EXERCISE AIM
From the entries below, copy every line holding the word "remember".

**** RECORDS SUPPLIED

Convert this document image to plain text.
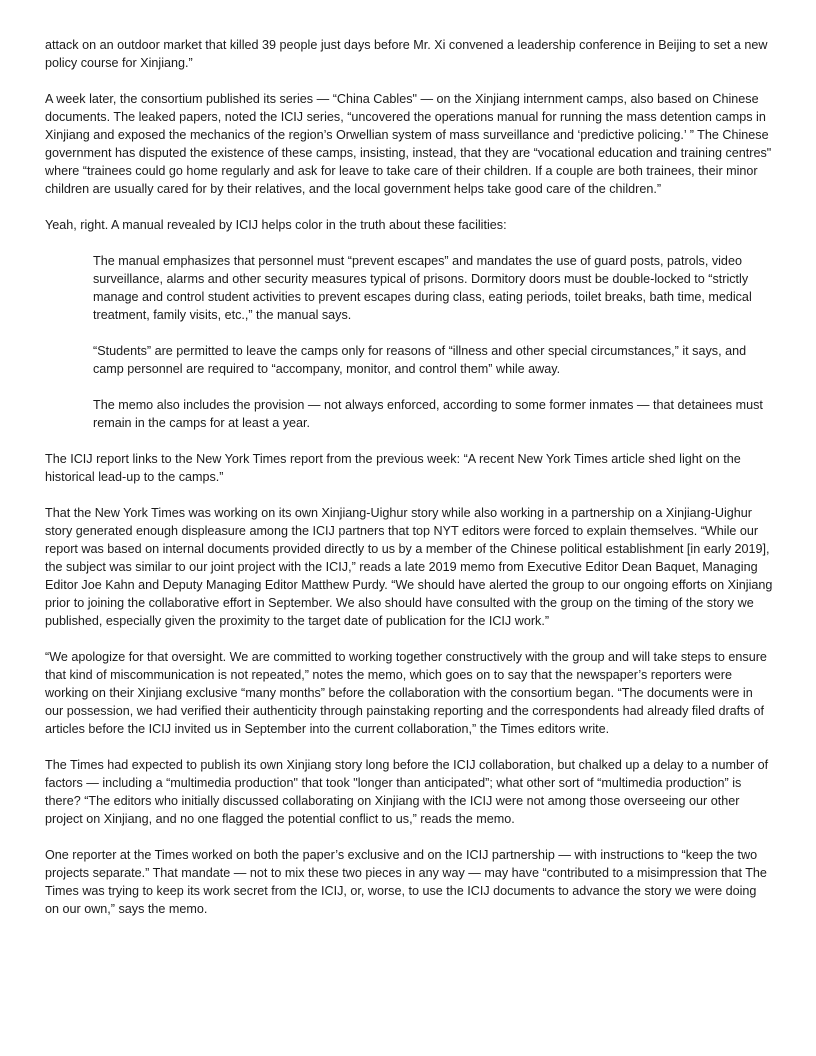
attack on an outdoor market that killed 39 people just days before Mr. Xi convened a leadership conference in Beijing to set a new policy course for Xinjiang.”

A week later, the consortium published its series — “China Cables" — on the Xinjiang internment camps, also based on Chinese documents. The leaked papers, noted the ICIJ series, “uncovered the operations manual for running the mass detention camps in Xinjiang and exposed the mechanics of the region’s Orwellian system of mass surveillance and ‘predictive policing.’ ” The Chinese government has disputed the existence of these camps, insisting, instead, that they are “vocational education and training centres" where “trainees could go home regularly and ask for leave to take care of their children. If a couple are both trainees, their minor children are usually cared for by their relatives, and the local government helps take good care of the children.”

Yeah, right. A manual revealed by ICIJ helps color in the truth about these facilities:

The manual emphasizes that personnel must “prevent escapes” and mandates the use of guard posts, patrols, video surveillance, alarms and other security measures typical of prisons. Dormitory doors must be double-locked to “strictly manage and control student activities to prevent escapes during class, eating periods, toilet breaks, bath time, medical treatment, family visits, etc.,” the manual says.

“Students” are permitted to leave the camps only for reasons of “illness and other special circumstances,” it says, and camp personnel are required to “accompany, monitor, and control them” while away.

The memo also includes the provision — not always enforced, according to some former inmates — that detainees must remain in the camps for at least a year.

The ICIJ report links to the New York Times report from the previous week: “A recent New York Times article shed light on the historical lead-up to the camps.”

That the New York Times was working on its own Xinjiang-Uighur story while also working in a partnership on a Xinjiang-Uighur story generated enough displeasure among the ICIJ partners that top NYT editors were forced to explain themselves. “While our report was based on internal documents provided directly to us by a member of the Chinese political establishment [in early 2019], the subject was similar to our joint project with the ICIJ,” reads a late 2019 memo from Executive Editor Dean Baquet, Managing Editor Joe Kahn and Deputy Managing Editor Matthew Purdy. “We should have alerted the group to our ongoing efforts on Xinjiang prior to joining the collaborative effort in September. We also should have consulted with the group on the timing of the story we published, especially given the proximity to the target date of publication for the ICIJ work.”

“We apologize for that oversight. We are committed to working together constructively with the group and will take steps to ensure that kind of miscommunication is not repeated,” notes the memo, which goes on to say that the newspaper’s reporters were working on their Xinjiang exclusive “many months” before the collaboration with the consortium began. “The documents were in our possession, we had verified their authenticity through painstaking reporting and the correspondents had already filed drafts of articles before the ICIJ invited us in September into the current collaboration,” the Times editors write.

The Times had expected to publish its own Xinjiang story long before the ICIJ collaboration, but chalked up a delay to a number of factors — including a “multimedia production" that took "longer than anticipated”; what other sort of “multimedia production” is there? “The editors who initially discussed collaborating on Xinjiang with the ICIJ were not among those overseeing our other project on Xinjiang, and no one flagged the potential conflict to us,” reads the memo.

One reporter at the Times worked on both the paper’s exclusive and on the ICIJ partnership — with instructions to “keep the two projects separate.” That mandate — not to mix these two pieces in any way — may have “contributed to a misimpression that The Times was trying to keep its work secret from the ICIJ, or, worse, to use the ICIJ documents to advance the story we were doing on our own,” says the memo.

********
**** RECORDS SUPPLIED

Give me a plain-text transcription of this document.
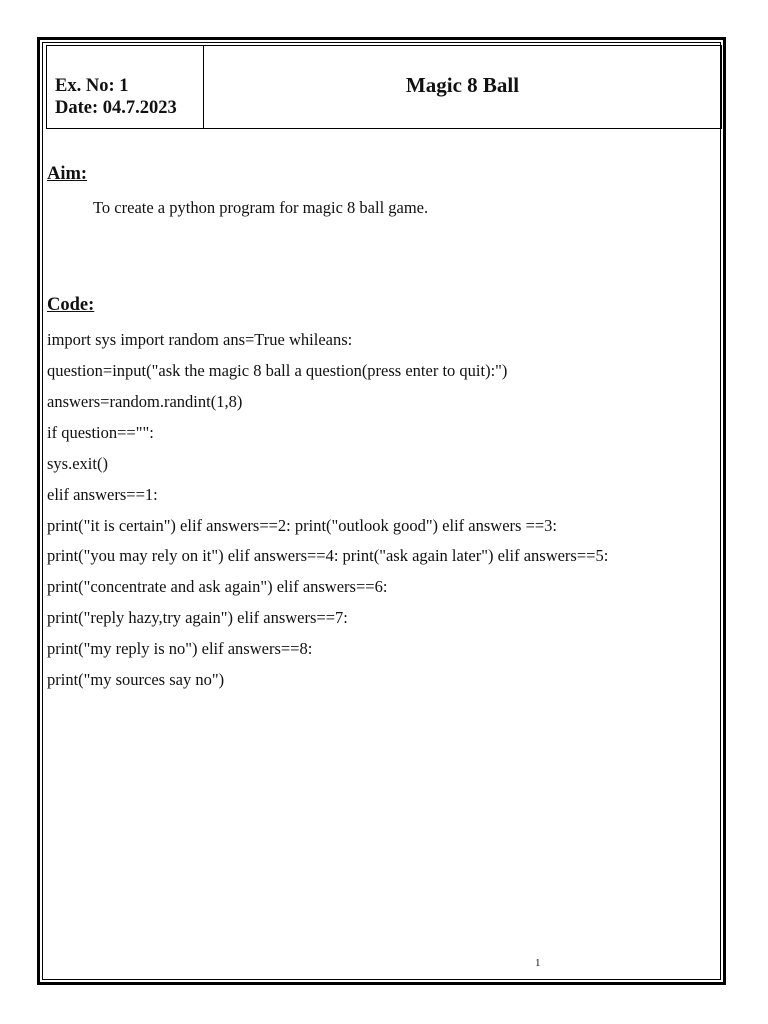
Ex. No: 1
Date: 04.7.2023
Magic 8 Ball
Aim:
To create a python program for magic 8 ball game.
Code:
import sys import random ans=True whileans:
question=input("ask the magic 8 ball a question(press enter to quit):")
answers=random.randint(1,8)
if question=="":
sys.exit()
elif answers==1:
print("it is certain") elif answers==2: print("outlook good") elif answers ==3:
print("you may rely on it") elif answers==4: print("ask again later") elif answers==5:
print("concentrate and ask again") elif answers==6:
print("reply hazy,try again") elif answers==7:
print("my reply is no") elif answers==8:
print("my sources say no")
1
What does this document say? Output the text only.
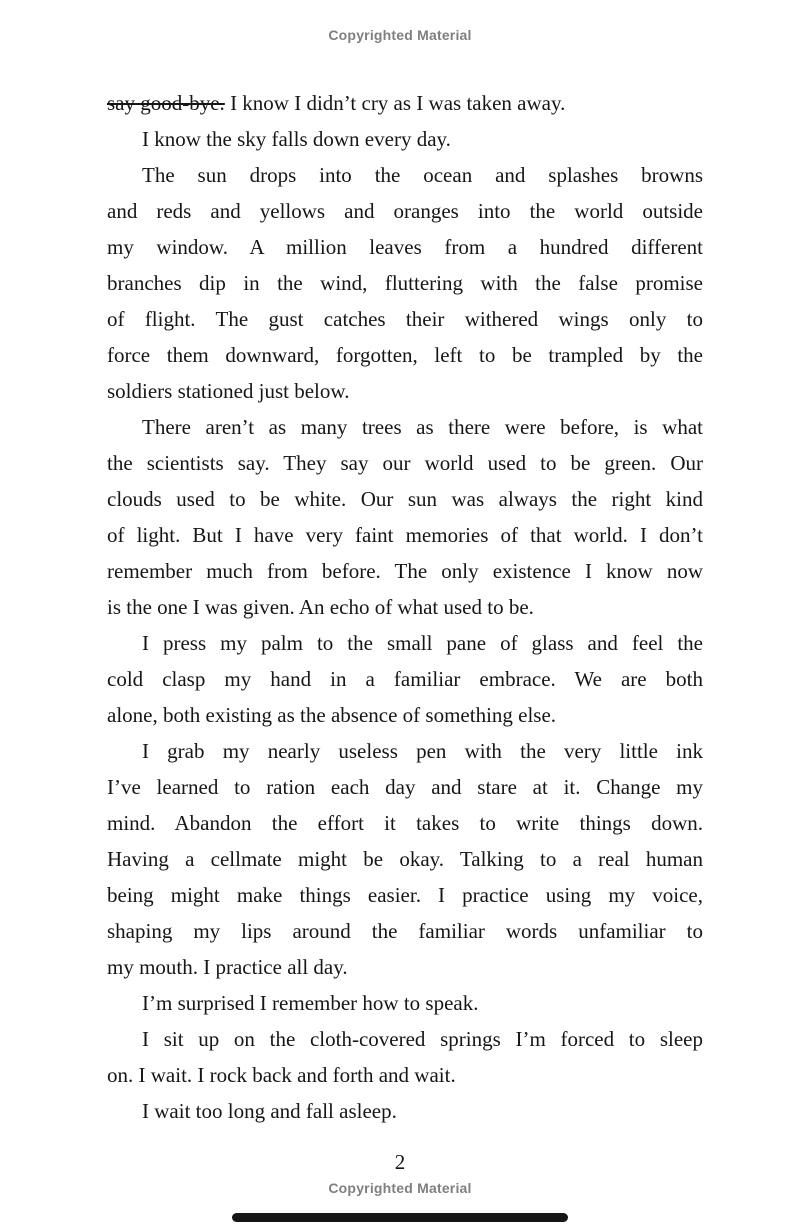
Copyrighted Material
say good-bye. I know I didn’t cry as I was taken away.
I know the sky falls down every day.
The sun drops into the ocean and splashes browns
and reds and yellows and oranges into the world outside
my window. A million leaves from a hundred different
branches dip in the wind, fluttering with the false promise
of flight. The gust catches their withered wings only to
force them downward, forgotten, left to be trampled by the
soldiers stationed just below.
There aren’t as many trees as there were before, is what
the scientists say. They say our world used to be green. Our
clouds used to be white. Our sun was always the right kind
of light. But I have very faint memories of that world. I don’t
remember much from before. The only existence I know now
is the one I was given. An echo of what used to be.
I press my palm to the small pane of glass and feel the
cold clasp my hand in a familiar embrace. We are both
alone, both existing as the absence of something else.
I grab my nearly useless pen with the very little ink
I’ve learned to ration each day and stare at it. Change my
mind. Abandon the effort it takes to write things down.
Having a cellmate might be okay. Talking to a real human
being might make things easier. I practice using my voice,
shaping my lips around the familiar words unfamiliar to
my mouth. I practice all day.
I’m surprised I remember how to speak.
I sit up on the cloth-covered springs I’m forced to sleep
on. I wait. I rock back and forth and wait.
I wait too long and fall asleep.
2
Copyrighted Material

********
**** RECORDS SUPPLIED

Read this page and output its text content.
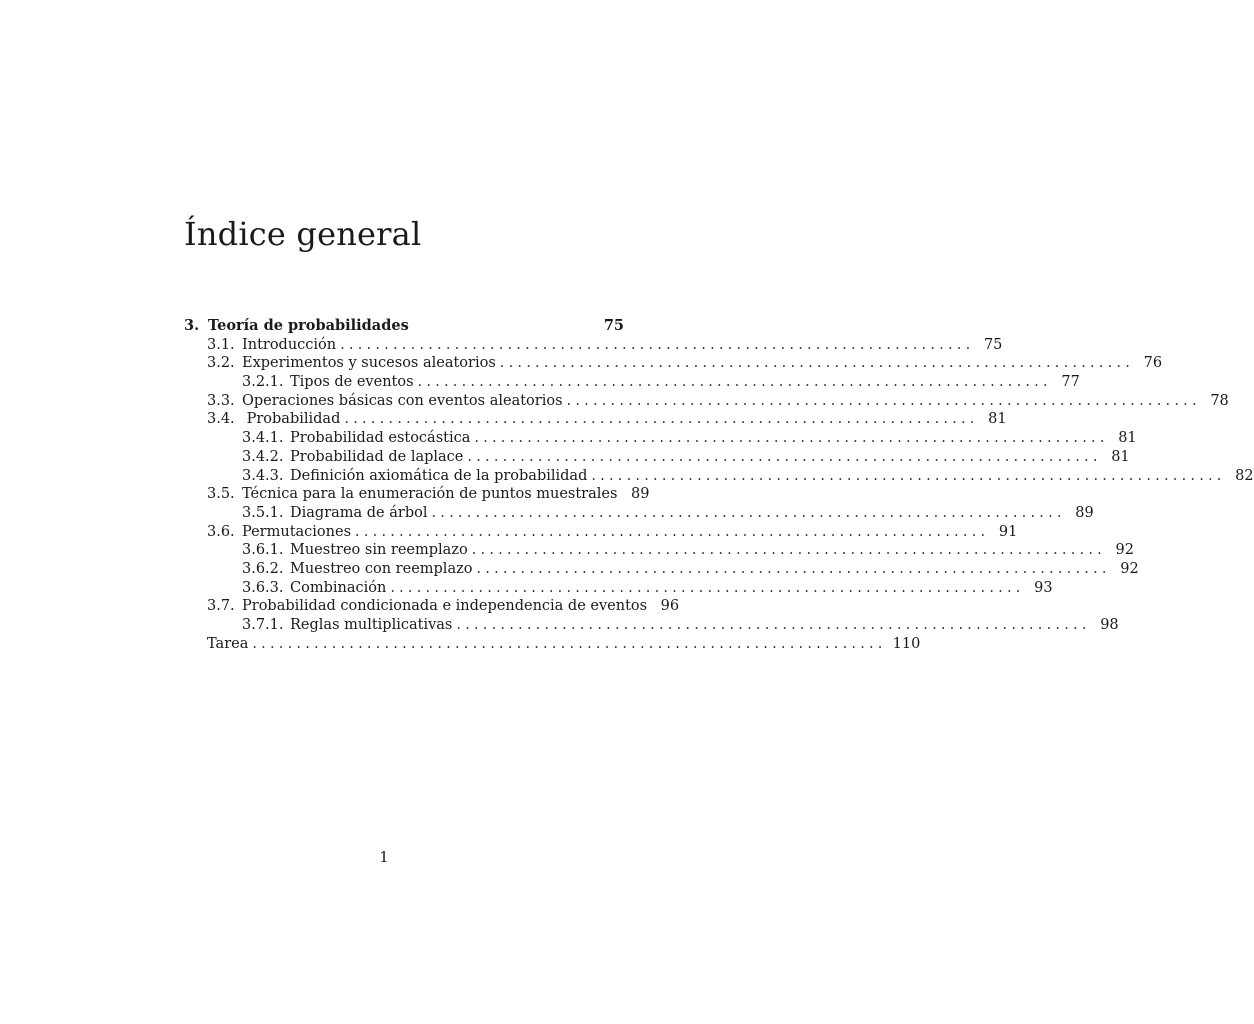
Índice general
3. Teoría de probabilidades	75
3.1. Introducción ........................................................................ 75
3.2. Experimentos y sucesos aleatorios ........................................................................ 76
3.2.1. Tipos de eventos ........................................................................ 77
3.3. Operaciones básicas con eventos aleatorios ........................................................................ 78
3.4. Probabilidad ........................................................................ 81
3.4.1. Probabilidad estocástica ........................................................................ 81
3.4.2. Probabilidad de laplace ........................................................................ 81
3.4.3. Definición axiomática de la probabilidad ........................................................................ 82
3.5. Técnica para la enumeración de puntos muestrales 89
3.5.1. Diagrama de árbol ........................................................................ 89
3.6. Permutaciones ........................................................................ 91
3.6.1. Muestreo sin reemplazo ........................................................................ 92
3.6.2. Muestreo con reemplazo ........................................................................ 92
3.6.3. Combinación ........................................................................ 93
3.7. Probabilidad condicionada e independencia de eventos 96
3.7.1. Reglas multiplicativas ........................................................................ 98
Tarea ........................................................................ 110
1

********

THE RESULT
remember much from before. The only existence I know now
I’m surprised I remember how to speak.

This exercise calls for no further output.